• _Your goal_: If a line in the data below holds the word "name", copy it.

[Figure record extracts]
"""
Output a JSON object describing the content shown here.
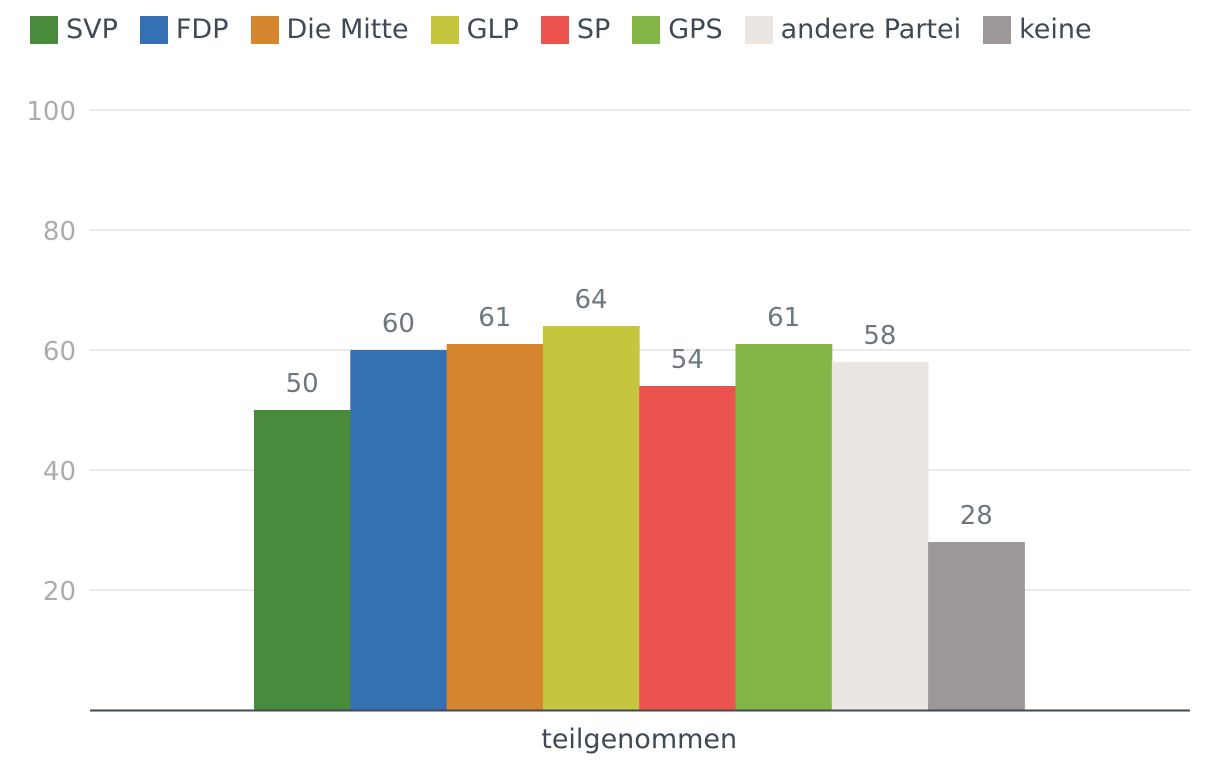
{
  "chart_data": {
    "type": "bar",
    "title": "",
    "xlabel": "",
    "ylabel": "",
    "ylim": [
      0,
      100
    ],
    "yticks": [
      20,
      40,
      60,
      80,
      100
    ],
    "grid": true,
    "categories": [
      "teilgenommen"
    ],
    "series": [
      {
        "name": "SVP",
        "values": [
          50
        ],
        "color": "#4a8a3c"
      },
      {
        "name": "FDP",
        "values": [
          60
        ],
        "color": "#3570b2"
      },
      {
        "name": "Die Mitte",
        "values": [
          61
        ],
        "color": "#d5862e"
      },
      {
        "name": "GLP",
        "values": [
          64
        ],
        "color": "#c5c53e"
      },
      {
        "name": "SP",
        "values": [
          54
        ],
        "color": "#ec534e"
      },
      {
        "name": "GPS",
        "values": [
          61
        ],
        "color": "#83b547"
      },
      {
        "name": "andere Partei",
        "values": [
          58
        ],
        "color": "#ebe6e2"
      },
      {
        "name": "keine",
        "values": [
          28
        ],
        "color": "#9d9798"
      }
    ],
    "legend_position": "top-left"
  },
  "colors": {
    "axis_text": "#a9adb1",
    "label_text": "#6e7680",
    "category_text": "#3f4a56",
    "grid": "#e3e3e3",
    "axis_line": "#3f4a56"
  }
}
"""
"""
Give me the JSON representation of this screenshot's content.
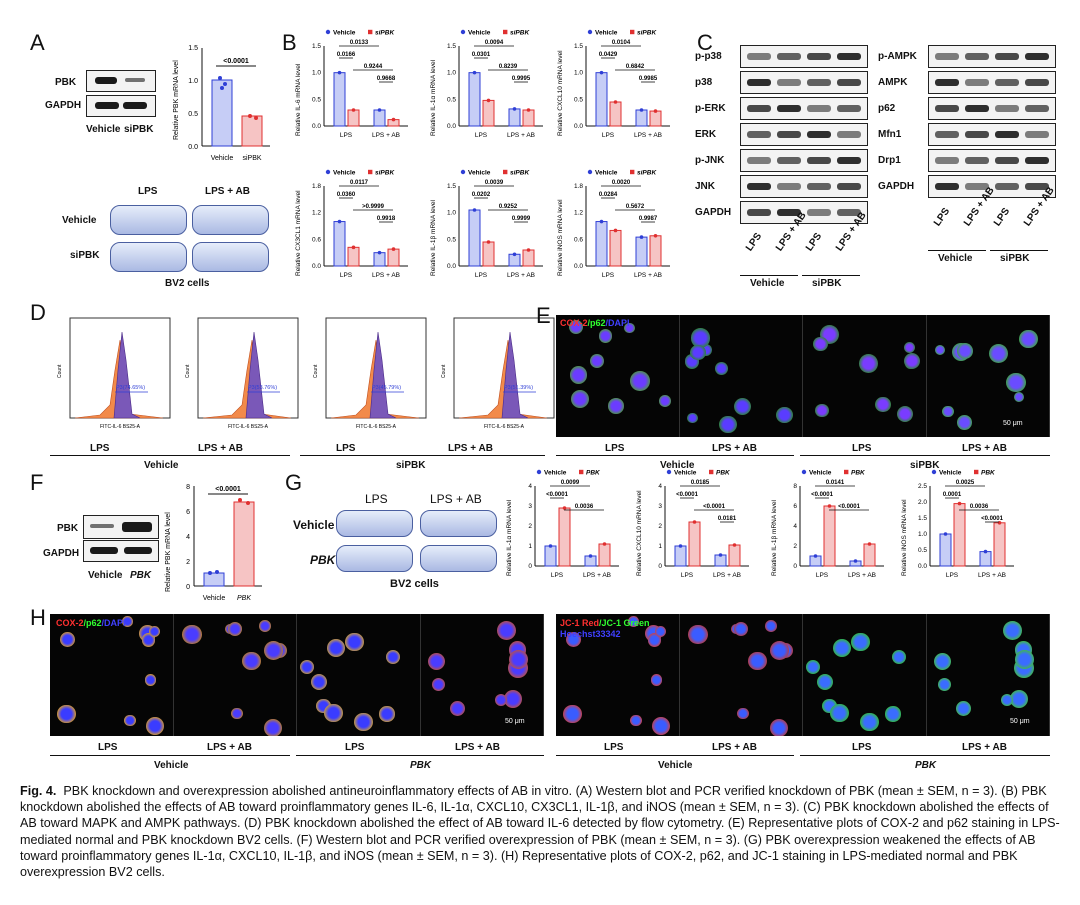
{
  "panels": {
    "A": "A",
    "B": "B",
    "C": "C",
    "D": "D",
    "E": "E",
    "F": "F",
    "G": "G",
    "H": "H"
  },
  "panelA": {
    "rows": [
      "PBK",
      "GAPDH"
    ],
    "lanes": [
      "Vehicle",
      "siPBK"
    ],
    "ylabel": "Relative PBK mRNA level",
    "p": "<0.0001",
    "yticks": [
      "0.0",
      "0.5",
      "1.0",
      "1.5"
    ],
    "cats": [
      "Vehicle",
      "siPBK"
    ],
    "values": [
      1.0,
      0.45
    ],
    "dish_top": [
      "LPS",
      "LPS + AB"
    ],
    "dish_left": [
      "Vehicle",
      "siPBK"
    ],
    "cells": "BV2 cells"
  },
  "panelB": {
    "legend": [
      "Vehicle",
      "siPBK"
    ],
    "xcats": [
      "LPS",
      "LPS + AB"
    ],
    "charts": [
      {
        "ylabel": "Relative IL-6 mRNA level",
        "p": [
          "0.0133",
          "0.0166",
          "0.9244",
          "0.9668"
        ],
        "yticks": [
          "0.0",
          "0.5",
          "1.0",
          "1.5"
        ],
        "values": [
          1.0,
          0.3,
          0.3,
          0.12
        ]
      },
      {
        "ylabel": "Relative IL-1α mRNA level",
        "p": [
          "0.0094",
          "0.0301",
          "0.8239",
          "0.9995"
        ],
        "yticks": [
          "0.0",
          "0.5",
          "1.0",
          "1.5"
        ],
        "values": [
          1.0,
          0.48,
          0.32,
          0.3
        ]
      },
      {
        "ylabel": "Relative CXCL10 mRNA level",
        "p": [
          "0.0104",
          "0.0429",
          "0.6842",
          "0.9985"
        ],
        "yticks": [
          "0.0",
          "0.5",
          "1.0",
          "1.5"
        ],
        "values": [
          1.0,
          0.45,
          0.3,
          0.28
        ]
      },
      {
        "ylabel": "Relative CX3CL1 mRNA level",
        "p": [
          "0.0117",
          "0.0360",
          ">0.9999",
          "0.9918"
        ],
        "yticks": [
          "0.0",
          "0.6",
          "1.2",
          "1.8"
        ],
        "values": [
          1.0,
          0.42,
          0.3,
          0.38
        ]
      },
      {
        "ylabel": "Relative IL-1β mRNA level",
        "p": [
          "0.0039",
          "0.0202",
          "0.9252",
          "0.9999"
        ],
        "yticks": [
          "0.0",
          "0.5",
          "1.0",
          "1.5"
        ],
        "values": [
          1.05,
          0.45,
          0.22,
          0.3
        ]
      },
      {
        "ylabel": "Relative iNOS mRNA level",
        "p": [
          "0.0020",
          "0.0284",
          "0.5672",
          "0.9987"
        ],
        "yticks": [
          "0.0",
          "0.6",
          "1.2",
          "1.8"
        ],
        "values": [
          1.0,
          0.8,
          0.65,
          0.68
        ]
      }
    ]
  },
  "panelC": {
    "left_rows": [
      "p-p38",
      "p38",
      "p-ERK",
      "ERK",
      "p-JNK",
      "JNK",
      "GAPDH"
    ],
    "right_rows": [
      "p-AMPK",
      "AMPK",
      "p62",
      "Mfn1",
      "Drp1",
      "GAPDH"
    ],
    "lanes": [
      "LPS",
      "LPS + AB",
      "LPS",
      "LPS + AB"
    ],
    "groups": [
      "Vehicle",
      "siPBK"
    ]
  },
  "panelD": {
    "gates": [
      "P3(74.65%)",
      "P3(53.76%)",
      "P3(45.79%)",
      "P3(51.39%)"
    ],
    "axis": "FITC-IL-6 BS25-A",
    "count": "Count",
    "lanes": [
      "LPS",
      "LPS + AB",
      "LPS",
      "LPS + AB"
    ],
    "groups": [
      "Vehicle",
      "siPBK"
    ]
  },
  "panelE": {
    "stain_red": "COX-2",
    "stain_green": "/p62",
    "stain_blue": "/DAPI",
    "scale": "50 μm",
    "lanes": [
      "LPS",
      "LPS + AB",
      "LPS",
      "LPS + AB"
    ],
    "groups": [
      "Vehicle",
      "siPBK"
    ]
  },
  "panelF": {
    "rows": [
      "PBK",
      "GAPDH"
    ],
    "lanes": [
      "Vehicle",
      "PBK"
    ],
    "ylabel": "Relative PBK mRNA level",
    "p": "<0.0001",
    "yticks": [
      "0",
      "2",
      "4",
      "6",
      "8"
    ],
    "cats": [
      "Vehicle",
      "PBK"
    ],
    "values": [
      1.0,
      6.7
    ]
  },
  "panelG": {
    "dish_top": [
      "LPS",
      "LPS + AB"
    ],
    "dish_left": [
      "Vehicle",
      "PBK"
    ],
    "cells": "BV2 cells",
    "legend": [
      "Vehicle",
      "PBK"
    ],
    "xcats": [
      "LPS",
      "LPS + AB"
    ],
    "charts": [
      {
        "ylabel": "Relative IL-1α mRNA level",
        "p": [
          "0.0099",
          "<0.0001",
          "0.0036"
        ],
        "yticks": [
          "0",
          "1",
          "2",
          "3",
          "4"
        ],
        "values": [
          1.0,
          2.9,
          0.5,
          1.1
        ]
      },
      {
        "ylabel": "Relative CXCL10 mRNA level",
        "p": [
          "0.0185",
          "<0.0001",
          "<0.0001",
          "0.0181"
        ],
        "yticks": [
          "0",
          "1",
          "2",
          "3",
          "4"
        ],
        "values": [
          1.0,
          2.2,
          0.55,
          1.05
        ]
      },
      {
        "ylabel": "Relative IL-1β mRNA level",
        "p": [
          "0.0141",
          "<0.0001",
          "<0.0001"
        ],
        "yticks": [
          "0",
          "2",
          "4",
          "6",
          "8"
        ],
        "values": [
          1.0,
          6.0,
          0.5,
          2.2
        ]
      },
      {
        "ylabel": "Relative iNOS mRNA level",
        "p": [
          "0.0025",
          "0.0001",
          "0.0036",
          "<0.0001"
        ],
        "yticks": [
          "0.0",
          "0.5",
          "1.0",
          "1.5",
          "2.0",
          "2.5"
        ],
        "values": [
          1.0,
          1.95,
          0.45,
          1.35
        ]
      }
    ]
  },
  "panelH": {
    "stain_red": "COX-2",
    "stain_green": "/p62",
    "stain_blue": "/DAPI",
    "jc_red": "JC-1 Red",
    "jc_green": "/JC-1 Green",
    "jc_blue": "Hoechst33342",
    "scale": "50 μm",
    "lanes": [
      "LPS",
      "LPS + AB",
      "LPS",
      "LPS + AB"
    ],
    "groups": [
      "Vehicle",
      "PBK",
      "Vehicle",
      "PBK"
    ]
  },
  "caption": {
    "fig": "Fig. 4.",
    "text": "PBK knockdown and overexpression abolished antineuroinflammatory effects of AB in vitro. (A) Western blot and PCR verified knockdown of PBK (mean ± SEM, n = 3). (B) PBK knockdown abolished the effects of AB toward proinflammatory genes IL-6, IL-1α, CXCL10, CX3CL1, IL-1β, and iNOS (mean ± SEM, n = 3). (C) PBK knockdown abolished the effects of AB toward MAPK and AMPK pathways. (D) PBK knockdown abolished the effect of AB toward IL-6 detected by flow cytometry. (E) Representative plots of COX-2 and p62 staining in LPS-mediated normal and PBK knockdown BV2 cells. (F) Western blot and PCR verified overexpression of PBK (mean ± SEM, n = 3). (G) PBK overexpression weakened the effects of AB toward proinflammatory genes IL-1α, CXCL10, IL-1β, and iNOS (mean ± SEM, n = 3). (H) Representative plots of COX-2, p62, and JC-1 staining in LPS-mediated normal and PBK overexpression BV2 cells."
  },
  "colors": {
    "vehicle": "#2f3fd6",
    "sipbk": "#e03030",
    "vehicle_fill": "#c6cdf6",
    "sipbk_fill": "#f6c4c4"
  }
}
"""
"""
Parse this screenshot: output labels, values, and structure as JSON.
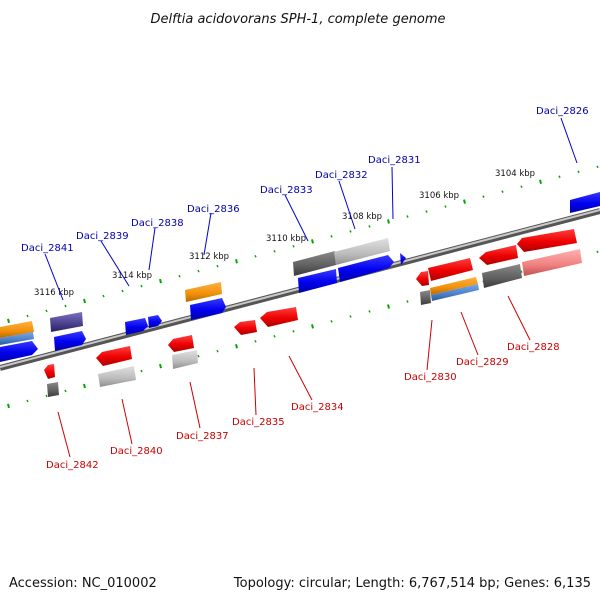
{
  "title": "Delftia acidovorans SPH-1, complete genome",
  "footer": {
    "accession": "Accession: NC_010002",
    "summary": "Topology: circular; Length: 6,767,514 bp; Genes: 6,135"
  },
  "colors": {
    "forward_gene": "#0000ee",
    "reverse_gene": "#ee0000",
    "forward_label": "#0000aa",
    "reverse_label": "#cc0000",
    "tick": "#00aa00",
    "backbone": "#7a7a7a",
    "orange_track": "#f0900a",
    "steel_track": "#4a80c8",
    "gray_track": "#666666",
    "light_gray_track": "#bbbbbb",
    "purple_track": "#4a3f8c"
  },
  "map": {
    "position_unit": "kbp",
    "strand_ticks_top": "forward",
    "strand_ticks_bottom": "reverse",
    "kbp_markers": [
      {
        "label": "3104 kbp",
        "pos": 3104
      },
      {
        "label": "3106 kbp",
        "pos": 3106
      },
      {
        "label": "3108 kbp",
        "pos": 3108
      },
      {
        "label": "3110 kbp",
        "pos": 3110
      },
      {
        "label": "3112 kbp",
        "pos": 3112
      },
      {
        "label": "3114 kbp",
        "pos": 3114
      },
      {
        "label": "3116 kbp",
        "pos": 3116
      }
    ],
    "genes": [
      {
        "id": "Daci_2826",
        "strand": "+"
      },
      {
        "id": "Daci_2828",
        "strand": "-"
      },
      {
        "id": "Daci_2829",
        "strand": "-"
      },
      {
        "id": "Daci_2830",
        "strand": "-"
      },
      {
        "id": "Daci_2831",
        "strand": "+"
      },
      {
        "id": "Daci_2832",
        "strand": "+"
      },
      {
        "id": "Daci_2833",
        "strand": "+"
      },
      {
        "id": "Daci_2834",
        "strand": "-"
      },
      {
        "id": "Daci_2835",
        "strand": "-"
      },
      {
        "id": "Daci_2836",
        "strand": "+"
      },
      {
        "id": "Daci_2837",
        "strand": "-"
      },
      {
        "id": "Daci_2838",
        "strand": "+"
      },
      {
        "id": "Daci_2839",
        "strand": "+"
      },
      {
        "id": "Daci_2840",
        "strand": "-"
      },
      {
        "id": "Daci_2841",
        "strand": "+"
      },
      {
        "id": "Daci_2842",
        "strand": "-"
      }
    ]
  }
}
"""
• _Expected answer_:
        "name": "SVP",
        "name": "FDP",
        "name": "Die Mitte",
        "name": "GLP",
        "name": "SP",
        "name": "GPS",
        "name": "andere Partei",
        "name": "keine",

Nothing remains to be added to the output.